**Task brief**
Each entry must appear again exactly as it does in the source.

**Records for processing**
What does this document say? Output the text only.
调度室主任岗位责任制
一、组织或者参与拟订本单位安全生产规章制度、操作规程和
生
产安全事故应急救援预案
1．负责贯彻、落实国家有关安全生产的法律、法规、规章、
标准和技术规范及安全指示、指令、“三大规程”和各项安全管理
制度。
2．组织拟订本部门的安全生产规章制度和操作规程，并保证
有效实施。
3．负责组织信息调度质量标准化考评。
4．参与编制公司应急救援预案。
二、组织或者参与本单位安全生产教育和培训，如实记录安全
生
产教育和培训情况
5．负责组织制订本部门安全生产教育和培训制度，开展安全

**In response**
What does this document say? Output the text only.
调度室主任岗位责任制
一、组织或者参与拟订本单位安全生产规章制度、操作规程和
生
产安全事故应急救援预案
1．负责贯彻、落实国家有关安全生产的法律、法规、规章、
标准和技术规范及安全指示、指令、“三大规程”和各项安全管理
制度。
2．组织拟订本部门的安全生产规章制度和操作规程，并保证
有效实施。
3．负责组织信息调度质量标准化考评。
4．参与编制公司应急救援预案。
二、组织或者参与本单位安全生产教育和培训，如实记录安全
生
产教育和培训情况
5．负责组织制订本部门安全生产教育和培训制度，开展安全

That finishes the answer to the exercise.